--- BEGIN ---

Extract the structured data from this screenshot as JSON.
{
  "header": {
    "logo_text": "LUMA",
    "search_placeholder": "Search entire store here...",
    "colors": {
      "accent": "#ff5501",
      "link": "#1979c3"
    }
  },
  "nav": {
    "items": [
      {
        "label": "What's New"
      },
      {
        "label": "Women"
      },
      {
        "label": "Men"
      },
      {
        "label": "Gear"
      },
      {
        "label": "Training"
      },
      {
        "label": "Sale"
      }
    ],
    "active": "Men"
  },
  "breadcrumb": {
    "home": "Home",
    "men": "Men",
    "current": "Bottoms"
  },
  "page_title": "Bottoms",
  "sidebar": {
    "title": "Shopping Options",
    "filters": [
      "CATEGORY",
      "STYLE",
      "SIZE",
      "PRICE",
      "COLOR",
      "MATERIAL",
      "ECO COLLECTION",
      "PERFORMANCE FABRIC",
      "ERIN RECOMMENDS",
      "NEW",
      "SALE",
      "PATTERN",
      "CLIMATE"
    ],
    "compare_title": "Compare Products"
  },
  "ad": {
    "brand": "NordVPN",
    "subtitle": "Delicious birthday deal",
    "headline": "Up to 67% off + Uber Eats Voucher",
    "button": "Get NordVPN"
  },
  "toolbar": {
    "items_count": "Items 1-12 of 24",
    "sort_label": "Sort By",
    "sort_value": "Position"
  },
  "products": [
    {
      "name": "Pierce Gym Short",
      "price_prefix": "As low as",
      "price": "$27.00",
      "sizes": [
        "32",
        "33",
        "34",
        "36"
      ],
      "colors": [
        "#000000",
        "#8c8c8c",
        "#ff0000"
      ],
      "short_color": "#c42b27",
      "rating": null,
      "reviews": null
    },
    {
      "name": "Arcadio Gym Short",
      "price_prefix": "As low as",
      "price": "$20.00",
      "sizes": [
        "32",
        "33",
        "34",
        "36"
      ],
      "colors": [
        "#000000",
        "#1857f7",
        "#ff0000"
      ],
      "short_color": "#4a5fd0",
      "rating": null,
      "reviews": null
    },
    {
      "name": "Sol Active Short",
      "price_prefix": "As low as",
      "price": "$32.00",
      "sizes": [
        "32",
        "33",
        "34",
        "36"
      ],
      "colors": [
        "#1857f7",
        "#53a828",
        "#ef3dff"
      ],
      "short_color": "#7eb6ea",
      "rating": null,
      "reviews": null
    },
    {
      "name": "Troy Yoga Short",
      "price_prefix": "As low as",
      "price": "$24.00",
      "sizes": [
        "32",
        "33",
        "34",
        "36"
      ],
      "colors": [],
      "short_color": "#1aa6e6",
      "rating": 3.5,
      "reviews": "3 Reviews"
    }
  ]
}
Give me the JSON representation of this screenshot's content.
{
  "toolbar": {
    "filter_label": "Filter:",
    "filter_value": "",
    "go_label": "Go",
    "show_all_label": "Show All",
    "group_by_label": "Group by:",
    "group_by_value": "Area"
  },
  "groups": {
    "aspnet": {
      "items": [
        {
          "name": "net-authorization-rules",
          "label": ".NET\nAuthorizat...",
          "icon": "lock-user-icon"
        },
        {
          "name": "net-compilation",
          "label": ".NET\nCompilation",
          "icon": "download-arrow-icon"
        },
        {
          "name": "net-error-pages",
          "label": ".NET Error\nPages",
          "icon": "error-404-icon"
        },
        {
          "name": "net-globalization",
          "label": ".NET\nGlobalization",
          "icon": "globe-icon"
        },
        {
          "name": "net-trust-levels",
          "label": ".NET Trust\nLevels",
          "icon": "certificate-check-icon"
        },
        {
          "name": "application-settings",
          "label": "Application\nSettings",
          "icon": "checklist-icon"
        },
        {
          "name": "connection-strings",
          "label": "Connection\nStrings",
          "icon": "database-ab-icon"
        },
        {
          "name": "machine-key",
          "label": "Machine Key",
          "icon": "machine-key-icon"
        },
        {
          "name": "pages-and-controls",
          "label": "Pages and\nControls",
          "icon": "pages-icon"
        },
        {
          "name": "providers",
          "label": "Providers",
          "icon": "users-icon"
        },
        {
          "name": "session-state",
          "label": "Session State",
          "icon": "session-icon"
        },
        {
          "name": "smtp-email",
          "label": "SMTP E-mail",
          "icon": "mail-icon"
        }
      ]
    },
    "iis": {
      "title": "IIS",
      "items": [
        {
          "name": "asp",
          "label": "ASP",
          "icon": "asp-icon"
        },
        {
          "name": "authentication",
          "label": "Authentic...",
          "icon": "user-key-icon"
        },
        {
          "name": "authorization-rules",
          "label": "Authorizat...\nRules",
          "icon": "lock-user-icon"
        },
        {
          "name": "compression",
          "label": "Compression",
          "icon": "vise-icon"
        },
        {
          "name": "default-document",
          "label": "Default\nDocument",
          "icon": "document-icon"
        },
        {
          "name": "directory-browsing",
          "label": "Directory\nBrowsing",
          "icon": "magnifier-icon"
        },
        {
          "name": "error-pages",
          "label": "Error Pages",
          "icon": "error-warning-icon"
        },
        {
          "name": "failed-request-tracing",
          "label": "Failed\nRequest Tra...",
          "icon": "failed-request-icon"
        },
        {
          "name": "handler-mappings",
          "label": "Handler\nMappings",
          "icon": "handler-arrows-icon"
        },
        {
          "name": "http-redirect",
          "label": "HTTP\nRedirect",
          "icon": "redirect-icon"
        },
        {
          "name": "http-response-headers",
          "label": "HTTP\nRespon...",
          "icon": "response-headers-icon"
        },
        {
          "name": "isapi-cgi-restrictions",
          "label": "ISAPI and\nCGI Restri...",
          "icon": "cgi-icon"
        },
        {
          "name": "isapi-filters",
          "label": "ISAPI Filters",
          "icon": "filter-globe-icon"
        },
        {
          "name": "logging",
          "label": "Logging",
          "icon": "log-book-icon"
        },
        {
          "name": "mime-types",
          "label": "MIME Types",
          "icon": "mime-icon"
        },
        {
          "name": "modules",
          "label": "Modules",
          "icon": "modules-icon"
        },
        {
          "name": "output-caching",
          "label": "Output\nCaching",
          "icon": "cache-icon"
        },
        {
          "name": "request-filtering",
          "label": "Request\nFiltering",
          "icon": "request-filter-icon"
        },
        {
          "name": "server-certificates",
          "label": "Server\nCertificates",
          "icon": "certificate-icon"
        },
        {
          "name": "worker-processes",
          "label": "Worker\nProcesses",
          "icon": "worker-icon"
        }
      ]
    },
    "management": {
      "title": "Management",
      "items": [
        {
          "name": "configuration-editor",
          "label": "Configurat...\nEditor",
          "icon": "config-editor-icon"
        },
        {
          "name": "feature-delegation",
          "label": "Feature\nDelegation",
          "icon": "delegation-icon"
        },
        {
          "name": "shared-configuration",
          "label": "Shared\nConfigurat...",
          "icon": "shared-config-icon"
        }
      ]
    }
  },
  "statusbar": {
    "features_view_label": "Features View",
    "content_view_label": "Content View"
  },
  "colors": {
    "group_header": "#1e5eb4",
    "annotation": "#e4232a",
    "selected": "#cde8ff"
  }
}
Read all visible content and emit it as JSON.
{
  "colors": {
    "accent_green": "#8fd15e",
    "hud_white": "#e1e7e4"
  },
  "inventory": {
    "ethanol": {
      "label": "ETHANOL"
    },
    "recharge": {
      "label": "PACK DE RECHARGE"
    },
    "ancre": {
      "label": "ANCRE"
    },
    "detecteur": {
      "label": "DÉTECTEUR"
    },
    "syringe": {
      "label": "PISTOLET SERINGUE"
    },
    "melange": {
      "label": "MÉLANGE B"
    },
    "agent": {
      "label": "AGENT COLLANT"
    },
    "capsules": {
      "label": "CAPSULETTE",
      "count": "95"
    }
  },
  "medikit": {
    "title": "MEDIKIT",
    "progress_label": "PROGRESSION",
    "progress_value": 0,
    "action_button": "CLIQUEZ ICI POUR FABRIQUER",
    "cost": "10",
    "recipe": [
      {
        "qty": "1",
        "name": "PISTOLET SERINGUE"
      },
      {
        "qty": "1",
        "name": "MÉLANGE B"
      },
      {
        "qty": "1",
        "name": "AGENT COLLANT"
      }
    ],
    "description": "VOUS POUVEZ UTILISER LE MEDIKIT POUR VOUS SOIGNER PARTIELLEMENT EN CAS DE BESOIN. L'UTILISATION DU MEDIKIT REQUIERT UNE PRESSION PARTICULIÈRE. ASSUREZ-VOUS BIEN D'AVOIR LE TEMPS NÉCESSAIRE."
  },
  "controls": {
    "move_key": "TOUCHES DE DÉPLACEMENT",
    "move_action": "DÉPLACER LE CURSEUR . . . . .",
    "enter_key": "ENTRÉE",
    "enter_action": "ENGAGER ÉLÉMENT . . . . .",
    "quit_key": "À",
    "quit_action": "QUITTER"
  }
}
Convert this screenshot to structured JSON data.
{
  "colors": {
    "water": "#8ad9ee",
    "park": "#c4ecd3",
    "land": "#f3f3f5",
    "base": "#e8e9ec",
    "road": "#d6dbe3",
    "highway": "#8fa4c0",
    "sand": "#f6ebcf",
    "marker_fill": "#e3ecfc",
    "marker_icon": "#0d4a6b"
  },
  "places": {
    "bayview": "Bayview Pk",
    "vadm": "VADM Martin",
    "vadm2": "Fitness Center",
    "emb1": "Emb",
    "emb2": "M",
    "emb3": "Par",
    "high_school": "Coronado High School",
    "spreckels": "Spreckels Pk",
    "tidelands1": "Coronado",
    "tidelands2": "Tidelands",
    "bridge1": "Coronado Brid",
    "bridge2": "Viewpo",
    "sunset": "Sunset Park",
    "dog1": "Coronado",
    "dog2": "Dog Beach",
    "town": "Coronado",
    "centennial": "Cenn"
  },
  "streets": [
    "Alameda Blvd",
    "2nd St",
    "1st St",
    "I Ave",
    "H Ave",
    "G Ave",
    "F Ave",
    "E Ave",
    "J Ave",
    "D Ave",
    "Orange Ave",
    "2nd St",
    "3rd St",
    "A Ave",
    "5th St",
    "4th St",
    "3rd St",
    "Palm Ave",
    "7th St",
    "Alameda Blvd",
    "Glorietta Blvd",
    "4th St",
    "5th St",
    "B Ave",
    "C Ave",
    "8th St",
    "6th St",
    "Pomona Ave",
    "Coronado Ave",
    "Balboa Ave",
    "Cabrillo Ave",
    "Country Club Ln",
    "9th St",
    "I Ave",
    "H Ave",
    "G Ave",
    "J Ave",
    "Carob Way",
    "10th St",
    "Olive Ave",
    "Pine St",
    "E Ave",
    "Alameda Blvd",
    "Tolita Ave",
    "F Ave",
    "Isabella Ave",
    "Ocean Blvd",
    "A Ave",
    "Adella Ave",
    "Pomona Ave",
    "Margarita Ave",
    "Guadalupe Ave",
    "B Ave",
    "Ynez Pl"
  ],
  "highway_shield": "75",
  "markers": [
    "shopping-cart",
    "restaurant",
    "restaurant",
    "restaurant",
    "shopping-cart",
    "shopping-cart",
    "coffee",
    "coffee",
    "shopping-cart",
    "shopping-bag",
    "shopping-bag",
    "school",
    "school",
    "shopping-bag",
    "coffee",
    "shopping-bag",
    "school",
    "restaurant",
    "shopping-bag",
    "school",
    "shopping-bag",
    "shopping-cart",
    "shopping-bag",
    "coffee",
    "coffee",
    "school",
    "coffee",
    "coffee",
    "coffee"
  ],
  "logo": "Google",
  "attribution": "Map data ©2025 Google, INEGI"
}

--- END ---

- What to work on -
Find the number of lines in which the word "structured" occurs, and write nothing but that number.

- The output -
2